╭─ Input records
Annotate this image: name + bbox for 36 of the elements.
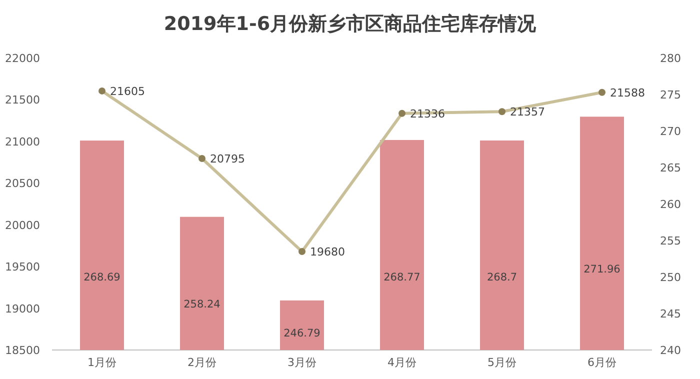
y-tick-label: 18500: [5, 344, 40, 357]
data-label: 21588: [610, 86, 645, 100]
data-label: 21336: [410, 107, 445, 120]
y2-tick-label: 280: [660, 52, 681, 65]
x-tick-label: 5月份: [488, 356, 516, 369]
data-label: 21357: [510, 106, 545, 119]
data-label: 19680: [310, 246, 345, 259]
data-label: 271.96: [584, 263, 621, 276]
data-label: 268.7: [486, 272, 518, 284]
chart-title: 2019年1-6月份新乡市区商品住宅库存情况: [164, 13, 538, 35]
x-tick-label: 4月份: [388, 356, 416, 369]
x-tick-label: 3月份: [288, 356, 316, 369]
y2-tick-label: 250: [660, 271, 681, 284]
data-label: 268.69: [84, 272, 120, 284]
y-tick-label: 20500: [5, 177, 40, 190]
data-label: 258.24: [184, 298, 221, 310]
y2-tick-label: 260: [660, 198, 681, 211]
x-tick-label: 1月份: [88, 356, 116, 369]
y-tick-label: 20000: [5, 218, 40, 232]
y-tick-label: 19000: [5, 302, 40, 316]
y2-tick-label: 240: [660, 344, 681, 357]
x-tick-label: 6月份: [588, 356, 616, 369]
y2-tick-label: 275: [660, 88, 681, 102]
data-label: 246.79: [284, 328, 320, 340]
data-label: 268.77: [384, 271, 420, 284]
x-tick-label: 2月份: [188, 356, 216, 369]
y-tick-label: 22000: [5, 52, 40, 65]
y-tick-label: 19500: [5, 260, 40, 274]
y2-tick-label: 255: [660, 234, 681, 248]
y2-tick-label: 265: [660, 162, 681, 174]
y-tick-label: 21500: [5, 94, 40, 107]
y-tick-label: 21000: [5, 135, 40, 148]
data-label: 21605: [110, 84, 145, 98]
data-label: 20795: [210, 152, 245, 166]
y2-tick-label: 245: [660, 308, 681, 320]
y2-tick-label: 270: [660, 125, 681, 138]
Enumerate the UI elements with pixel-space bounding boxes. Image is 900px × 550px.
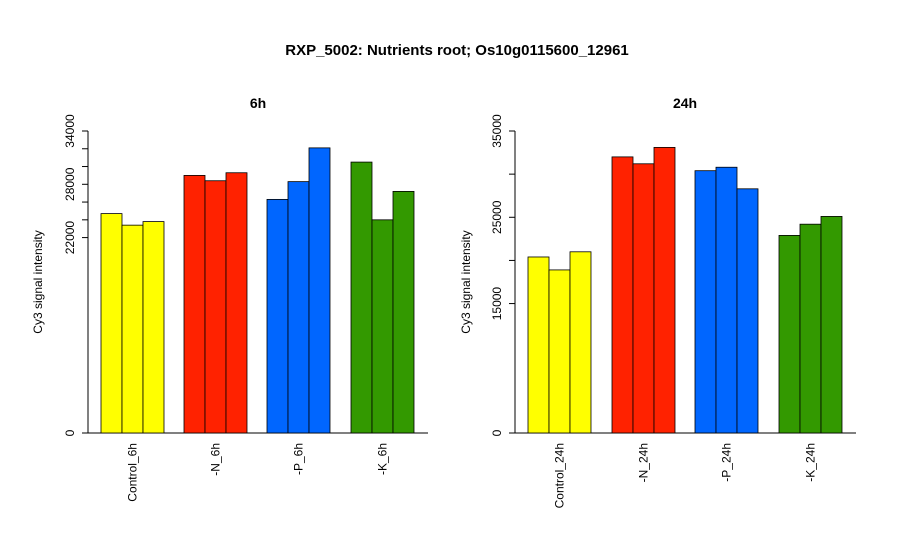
- bar--K_24h-2: [799, 223, 822, 434]
- panel-24h: 24h 0 15000 25000 35000 Cy3 signal intensity C…: [459, 95, 856, 508]
- y-axis-label: Cy3 signal intensity: [459, 230, 473, 333]
- y-axis-label: Cy3 signal intensity: [31, 230, 45, 333]
- category-label: -P_6h: [292, 443, 306, 475]
- bar--N_6h-1: [183, 175, 206, 434]
- bar-Control_6h-3: [142, 221, 165, 434]
- bar--K_24h-3: [820, 216, 843, 434]
- bar-Control_24h-1: [527, 256, 550, 434]
- category-label: Control_24h: [553, 443, 567, 508]
- bar--K_24h-1: [778, 235, 801, 434]
- panel-title: 6h: [250, 95, 266, 111]
- bar--P_24h-3: [736, 188, 759, 434]
- bar-Control_6h-2: [121, 224, 144, 434]
- y-tick-label: 0: [490, 429, 504, 436]
- bar--P_6h-2: [287, 181, 310, 434]
- figure-title: RXP_5002: Nutrients root; Os10g0115600_1…: [285, 42, 629, 59]
- bar--N_24h-1: [611, 156, 634, 434]
- y-tick-label: 25000: [490, 200, 504, 234]
- category-label: Control_6h: [126, 443, 140, 502]
- panel-6h: 6h 0 22000 28000 34000 Cy3 signal intensity Co…: [31, 95, 428, 502]
- category-label: -N_24h: [637, 443, 651, 482]
- bar--N_24h-2: [632, 163, 655, 434]
- bar--P_24h-2: [715, 166, 738, 434]
- y-tick-label: 34000: [63, 114, 77, 148]
- bar--P_6h-3: [308, 147, 331, 434]
- bar--K_6h-2: [371, 219, 394, 434]
- bar--N_6h-2: [204, 180, 227, 434]
- bar--N_6h-3: [225, 172, 248, 434]
- bar--P_24h-1: [694, 170, 717, 434]
- y-tick-label: 0: [63, 429, 77, 436]
- category-label: -K_6h: [376, 443, 390, 475]
- y-tick-label: 35000: [490, 114, 504, 148]
- y-tick-label: 28000: [63, 167, 77, 201]
- category-label: -P_24h: [720, 443, 734, 482]
- category-label: -N_6h: [209, 443, 223, 476]
- bar--P_6h-1: [266, 198, 289, 434]
- y-tick-label: 15000: [490, 287, 504, 321]
- bar-Control_24h-2: [548, 269, 571, 434]
- bar--N_24h-3: [653, 146, 676, 434]
- y-tick-label: 22000: [63, 221, 77, 255]
- bar--K_6h-1: [350, 161, 373, 434]
- bar-Control_6h-1: [100, 213, 123, 434]
- bar--K_6h-3: [392, 190, 415, 434]
- category-label: -K_24h: [804, 443, 818, 482]
- panel-title: 24h: [673, 95, 697, 111]
- bar-Control_24h-3: [569, 251, 592, 434]
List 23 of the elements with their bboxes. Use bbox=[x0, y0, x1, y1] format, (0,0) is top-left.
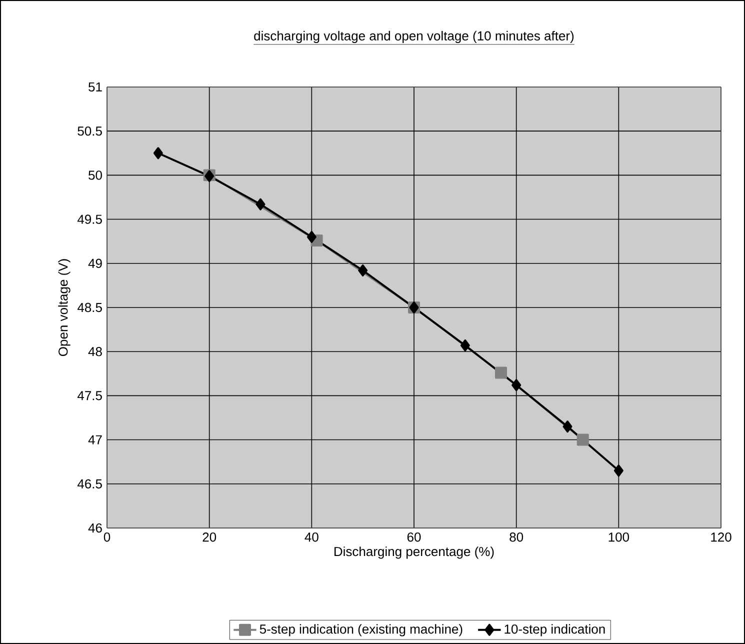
chart-title: discharging voltage and open voltage (10 minutes after) bbox=[254, 30, 574, 44]
x-tick-label: 120 bbox=[711, 532, 732, 542]
y-tick-label: 47.5 bbox=[77, 391, 102, 400]
y-tick-label: 48.5 bbox=[77, 302, 102, 312]
y-tick-label: 48 bbox=[88, 346, 102, 356]
y-axis-title: Open voltage (V) bbox=[58, 259, 70, 356]
y-tick-label: 49 bbox=[88, 258, 102, 268]
y-tick-label: 51 bbox=[88, 82, 102, 92]
x-tick-label: 0 bbox=[104, 532, 110, 542]
y-tick-label: 47 bbox=[88, 435, 102, 444]
x-tick-label: 60 bbox=[407, 532, 421, 542]
legend-label: 5-step indication (existing machine) bbox=[260, 624, 462, 636]
y-tick-label: 46.5 bbox=[77, 479, 102, 488]
legend-label: 10-step indication bbox=[504, 624, 605, 636]
y-tick-label: 50 bbox=[88, 170, 102, 180]
y-tick-label: 50.5 bbox=[78, 126, 102, 136]
x-tick-label: 100 bbox=[608, 532, 630, 542]
x-axis-title: Discharging percentage (%) bbox=[334, 546, 494, 559]
y-tick-label: 49.5 bbox=[77, 214, 102, 224]
x-tick-label: 20 bbox=[202, 532, 216, 542]
y-tick-label: 46 bbox=[88, 523, 102, 533]
x-tick-label: 40 bbox=[304, 532, 318, 542]
x-tick-label: 80 bbox=[510, 532, 524, 542]
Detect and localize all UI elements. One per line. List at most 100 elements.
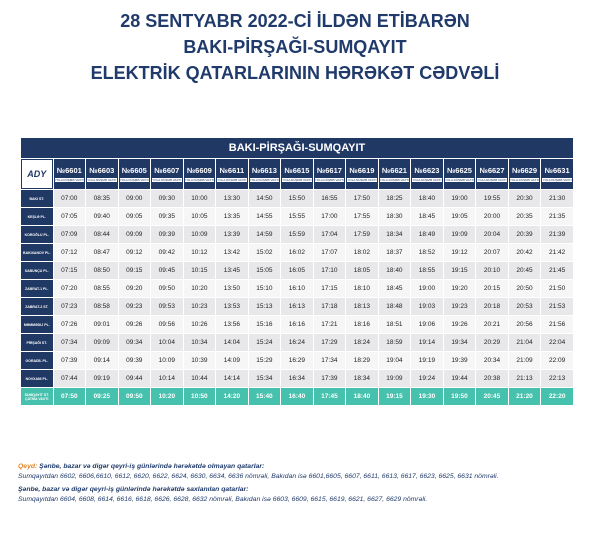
- time-cell: 10:50: [183, 388, 216, 405]
- column-note: YOLA DÜŞMƏ VAXTI: [249, 178, 280, 182]
- station: ZABRAT-1 PL.: [21, 280, 53, 297]
- time-cell: 18:25: [378, 190, 411, 207]
- schedule-row: PİRŞAĞI ST. 07:34 09:09 09:34 10:04 10:34 14:0…: [21, 334, 573, 351]
- time-cell: 20:56: [508, 316, 541, 333]
- time-cell: 19:09: [378, 370, 411, 387]
- train-number: №6605 YOLA DÜŞMƏ VAXTI: [118, 159, 151, 189]
- time-cell: 21:04: [508, 334, 541, 351]
- time-cell: 18:45: [378, 280, 411, 297]
- header: 28 SENTYABR 2022-Cİ İLDƏN ETİBARƏN BAKI-P…: [0, 8, 590, 86]
- time-cell: 18:30: [378, 208, 411, 225]
- logo: ADY: [21, 159, 53, 189]
- time-cell: 20:39: [508, 226, 541, 243]
- time-cell: 15:59: [281, 226, 313, 243]
- train-number: №6613 YOLA DÜŞMƏ VAXTI: [248, 159, 281, 189]
- station: BAKIXANOV PL.: [21, 244, 53, 261]
- notes: Qeyd: Şənbe, bazar və digər qeyri-iş gün…: [18, 462, 578, 504]
- schedule-row: ZABRAT-2 ST. 07:23 08:58 09:23 09:53 10:23 13:…: [21, 298, 573, 315]
- time-cell: 07:09: [53, 226, 86, 243]
- column-note: YOLA DÜŞMƏ VAXTI: [152, 178, 182, 182]
- station: MƏMMƏDLİ PL.: [21, 316, 53, 333]
- time-cell: 09:25: [86, 388, 118, 405]
- time-cell: 18:13: [346, 298, 378, 315]
- time-cell: 07:20: [53, 280, 86, 297]
- time-cell: 10:15: [183, 262, 216, 279]
- train-number: №6623 YOLA DÜŞMƏ VAXTI: [411, 159, 443, 189]
- time-cell: 21:53: [541, 298, 573, 315]
- time-cell: 14:50: [248, 190, 281, 207]
- time-cell: 16:02: [281, 244, 313, 261]
- train-number: №6611 YOLA DÜŞMƏ VAXTI: [216, 159, 248, 189]
- time-cell: 20:04: [476, 226, 508, 243]
- station: SUMQAYIT ST. ÇATMA VAXTI: [21, 388, 53, 405]
- time-cell: 10:09: [151, 352, 183, 369]
- time-cell: 18:59: [378, 334, 411, 351]
- time-cell: 10:26: [183, 316, 216, 333]
- time-cell: 09:34: [118, 334, 151, 351]
- time-cell: 07:23: [53, 298, 86, 315]
- time-cell: 18:55: [411, 262, 443, 279]
- time-cell: 09:09: [118, 226, 151, 243]
- time-cell: 17:29: [313, 334, 346, 351]
- time-cell: 10:34: [183, 334, 216, 351]
- time-cell: 09:40: [86, 208, 118, 225]
- time-cell: 22:04: [541, 334, 573, 351]
- time-cell: 20:15: [476, 280, 508, 297]
- time-cell: 16:34: [281, 370, 313, 387]
- time-cell: 16:10: [281, 280, 313, 297]
- time-cell: 09:56: [151, 316, 183, 333]
- time-cell: 09:09: [86, 334, 118, 351]
- time-cell: 17:07: [313, 244, 346, 261]
- time-cell: 15:50: [281, 190, 313, 207]
- time-cell: 09:39: [118, 352, 151, 369]
- time-cell: 20:45: [508, 262, 541, 279]
- time-cell: 17:39: [313, 370, 346, 387]
- time-cell: 08:47: [86, 244, 118, 261]
- table-title: BAKI-PİRŞAĞI-SUMQAYIT: [21, 138, 573, 158]
- time-cell: 18:51: [378, 316, 411, 333]
- column-note: YOLA DÜŞMƏ VAXTI: [477, 178, 507, 182]
- time-cell: 18:05: [346, 262, 378, 279]
- time-cell: 10:20: [151, 388, 183, 405]
- time-cell: 14:14: [216, 370, 248, 387]
- time-cell: 21:35: [541, 208, 573, 225]
- time-cell: 18:34: [378, 226, 411, 243]
- time-cell: 19:09: [443, 226, 476, 243]
- time-cell: 08:55: [86, 280, 118, 297]
- time-cell: 13:45: [216, 262, 248, 279]
- time-cell: 19:03: [411, 298, 443, 315]
- time-cell: 18:45: [411, 208, 443, 225]
- train-number: №6621 YOLA DÜŞMƏ VAXTI: [378, 159, 411, 189]
- station: GORADİL PL.: [21, 352, 53, 369]
- time-cell: 22:20: [541, 388, 573, 405]
- time-cell: 15:10: [248, 280, 281, 297]
- time-cell: 13:56: [216, 316, 248, 333]
- time-cell: 09:53: [151, 298, 183, 315]
- time-cell: 18:16: [346, 316, 378, 333]
- time-cell: 19:20: [443, 280, 476, 297]
- time-cell: 09:12: [118, 244, 151, 261]
- schedule-row: SUMQAYIT ST. ÇATMA VAXTI 07:50 09:25 09:50 1…: [21, 388, 573, 405]
- time-cell: 19:04: [378, 352, 411, 369]
- time-cell: 21:45: [541, 262, 573, 279]
- time-cell: 15:24: [248, 334, 281, 351]
- time-cell: 20:21: [476, 316, 508, 333]
- column-note: YOLA DÜŞMƏ VAXTI: [347, 178, 377, 182]
- time-cell: 18:24: [346, 334, 378, 351]
- time-cell: 15:05: [248, 262, 281, 279]
- time-cell: 17:55: [346, 208, 378, 225]
- note-text: Sumqayıtdan 6602, 6606,6610, 6612, 6620,…: [18, 472, 499, 480]
- time-cell: 13:30: [216, 190, 248, 207]
- time-cell: 07:26: [53, 316, 86, 333]
- time-cell: 14:20: [216, 388, 248, 405]
- schedule-row: BAKI ST. 07:00 08:35 09:00 09:30 10:00 13:30 14…: [21, 190, 573, 207]
- time-cell: 09:26: [118, 316, 151, 333]
- train-number: №6629 YOLA DÜŞMƏ VAXTI: [508, 159, 541, 189]
- time-cell: 07:44: [53, 370, 86, 387]
- time-cell: 20:07: [476, 244, 508, 261]
- train-number: №6601 YOLA DÜŞMƏ VAXTI: [53, 159, 86, 189]
- time-cell: 18:29: [346, 352, 378, 369]
- time-cell: 20:53: [508, 298, 541, 315]
- time-cell: 22:13: [541, 370, 573, 387]
- title-line: BAKI-PİRŞAĞI-SUMQAYIT: [183, 37, 407, 57]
╰─
| The request |
Render the items from the line containing "- time-cell: 10:50: [183, 388, 216, 405]" through the line containing "- train-number: №6605" as a Markdown table with the columns Row and Line, omitting any blank lines.

| Written response |
| Row | Line |
|---|---|
| 1 | - time-cell: 10:50: [183, 388, 216, 405] |
| 2 | - column-note: YOLA DÜŞMƏ VAXTI: [249, 178, 280, 182] |
| 3 | - station: ZABRAT-1 PL.: [21, 280, 53, 297] |
| 4 | - time-cell: 18:25: [378, 190, 411, 207] |
| 5 | - schedule-row: PİRŞAĞI ST. 07:34 09:09 09:34 10:04 10:34 14:0…: [21, 334, 573, 351] |
| 6 | - time-cell: 20:56: [508, 316, 541, 333] |
| 7 | - time-cell: 19:09: [378, 370, 411, 387] |
| 8 | - train-number: №6605 YOLA DÜŞMƏ VAXTI: [118, 159, 151, 189] |